EXERCISE REQUIREMENTS
Continue the mailing-list reply about analog telephone adapters, picking up right after its last sentence.

EXCERPT

[TriLUG] looking for bridge mode cable modem for Spectrum

John Franklin via TriLUG trilug at trilug.org
Mon Oct 26 11:04:09 EDT 2020



On Mon, Oct 26, 2020 at 10:13 AM, Joseph Mack NA3T via TriLUG 
<trilug at trilug.org> wrote:
> On Mon, 26 Oct 2020, Stephen Bryant via TriLUG wrote:
> 
>> Spectrum-supplied box for telephone
> 
> what sort of box is this? It seems most of the modems don't come with 
> phone, so I might have to get some sort of outboard device. I've 
> found an ATA (analog to something adapter) which is ethernet on one 
> side and RJ-11 on the other and behaves like a message machine, but I 
> haven't heard of your device.
> 


ATA = Analog Telephone Adapter, and there are two kinds, depending on 
which way it's converting.  A FXS (Foreign eXchange Subscriber) port 
allows you to use an analog telephone on a VoIP network.  If you order 
phone service from your ISP, they'll give you a cable modem with an FXS 
port on it, so you can use your old landline phone with their VoIP 
service.

EXERCISE DATA
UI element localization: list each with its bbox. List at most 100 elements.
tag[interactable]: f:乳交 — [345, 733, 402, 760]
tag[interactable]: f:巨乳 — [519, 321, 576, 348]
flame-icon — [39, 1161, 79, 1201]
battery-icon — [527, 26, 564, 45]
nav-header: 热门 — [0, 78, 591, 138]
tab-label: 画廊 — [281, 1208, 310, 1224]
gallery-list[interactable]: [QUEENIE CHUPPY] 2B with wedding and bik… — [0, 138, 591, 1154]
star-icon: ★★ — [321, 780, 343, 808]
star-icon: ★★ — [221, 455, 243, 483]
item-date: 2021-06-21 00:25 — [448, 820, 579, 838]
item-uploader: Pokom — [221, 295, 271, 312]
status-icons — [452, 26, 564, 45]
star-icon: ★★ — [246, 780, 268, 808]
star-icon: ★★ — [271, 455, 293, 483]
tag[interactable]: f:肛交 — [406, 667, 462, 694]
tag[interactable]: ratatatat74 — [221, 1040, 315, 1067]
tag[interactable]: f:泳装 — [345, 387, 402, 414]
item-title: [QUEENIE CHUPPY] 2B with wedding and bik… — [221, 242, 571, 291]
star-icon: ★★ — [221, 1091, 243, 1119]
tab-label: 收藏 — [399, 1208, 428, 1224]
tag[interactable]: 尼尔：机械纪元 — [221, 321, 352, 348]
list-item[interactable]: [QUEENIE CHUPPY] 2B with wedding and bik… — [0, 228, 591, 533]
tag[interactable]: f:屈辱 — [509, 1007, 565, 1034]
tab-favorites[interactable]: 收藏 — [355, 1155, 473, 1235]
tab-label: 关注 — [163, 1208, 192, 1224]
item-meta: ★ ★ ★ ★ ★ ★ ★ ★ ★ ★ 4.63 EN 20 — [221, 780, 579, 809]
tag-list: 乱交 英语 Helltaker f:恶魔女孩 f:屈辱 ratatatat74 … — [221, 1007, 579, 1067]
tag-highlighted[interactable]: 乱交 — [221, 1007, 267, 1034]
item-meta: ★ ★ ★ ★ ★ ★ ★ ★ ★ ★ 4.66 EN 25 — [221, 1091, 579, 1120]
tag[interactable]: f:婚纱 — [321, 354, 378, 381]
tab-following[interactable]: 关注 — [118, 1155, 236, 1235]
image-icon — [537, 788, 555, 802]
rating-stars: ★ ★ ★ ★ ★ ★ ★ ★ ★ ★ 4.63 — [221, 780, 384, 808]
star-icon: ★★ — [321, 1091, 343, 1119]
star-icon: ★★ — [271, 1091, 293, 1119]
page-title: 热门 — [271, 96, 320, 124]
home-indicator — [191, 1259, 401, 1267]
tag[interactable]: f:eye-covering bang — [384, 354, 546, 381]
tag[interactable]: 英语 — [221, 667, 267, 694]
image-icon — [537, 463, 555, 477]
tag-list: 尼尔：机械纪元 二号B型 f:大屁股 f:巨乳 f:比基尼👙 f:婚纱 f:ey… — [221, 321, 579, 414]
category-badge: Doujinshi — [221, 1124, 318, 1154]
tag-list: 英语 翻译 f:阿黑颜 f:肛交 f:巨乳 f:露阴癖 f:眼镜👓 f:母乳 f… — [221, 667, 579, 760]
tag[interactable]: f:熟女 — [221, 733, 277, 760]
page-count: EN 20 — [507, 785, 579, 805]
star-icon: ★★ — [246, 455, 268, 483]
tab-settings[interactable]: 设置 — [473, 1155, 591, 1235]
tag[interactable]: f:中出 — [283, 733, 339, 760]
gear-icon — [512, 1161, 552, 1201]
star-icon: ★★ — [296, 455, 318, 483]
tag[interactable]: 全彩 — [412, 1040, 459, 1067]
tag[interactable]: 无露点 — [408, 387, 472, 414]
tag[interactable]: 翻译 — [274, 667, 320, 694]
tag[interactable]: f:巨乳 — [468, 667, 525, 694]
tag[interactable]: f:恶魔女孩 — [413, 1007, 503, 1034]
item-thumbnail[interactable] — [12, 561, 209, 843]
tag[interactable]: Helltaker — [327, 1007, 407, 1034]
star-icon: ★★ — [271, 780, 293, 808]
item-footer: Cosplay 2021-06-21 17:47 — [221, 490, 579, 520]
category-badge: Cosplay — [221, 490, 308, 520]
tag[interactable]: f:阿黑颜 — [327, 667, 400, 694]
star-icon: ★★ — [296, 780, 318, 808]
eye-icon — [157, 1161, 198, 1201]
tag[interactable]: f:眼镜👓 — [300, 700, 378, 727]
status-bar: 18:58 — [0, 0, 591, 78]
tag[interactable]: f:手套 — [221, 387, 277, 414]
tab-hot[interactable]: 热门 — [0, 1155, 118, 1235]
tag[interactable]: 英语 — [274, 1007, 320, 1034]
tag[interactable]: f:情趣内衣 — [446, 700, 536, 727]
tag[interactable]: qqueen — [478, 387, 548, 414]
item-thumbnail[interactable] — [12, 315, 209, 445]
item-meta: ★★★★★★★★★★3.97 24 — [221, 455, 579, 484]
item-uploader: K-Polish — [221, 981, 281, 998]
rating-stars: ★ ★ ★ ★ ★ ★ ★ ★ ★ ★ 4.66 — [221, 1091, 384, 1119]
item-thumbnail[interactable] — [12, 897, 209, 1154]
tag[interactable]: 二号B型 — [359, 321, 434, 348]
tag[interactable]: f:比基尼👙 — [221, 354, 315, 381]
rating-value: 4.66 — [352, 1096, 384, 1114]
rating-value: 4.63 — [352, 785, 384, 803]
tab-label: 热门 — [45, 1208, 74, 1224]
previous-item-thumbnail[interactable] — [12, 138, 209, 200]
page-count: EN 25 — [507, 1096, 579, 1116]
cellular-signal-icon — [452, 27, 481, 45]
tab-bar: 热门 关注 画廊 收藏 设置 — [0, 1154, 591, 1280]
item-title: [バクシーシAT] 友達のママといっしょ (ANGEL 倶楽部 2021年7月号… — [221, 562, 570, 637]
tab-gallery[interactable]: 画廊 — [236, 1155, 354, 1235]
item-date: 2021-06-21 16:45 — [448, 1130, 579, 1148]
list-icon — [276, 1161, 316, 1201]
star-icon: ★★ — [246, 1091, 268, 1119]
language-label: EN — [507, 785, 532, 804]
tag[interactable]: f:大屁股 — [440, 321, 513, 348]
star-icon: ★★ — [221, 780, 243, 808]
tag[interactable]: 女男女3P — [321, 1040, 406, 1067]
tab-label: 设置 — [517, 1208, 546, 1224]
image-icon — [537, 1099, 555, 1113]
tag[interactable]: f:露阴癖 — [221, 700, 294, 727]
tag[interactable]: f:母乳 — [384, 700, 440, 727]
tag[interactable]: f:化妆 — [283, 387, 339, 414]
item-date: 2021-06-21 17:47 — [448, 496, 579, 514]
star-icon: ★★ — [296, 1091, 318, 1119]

RESULT OF THE EXERCISE
An FXO (Foreign eXchange Office) port goes the other way.  If you have 
an office full of VoIP phones, but your phone service is a POTS line 
(Plain Old Telephone Service.  No, really.), you'd plug the FXO to the 
POTS line, and the digital VoIP phones could talk to it for inbound and 
outbound calls. (More likely, an Asterisk server would manage all the 
local VoIP phones, and route inbound/outbound calls to/from the FXO.)

Regardless, just having the adapter doesn't let you make phone calls.  
You need to have a service behind it to connect to the worldwide phone 
network.  There are a number of them out there, ranging from 
plug-and-forget (Vonage, MagicJack, Ooma) to 
low-level-you'd-better-know-the-SIP-protocol services (Skyetel, 
Vitelity, Nexmo).  The NerdVittles.com blog is a great place to read up 
on the latter and their support for Asterisk or PBX-in-a-Flash, an 
Asterisk-based PBX package that's has a nicer interface.  Asterisk is 
all command-line, no web interface or GUI.

The low-level ones tend to pay-as-you-go services, and charge 
$1-$2/month to have a phone number, and about a penny a minute for 
voice time.  The plug-and-forget give you one phone number, unlimited 
usage, and charge about $25-$60/month for the privilege.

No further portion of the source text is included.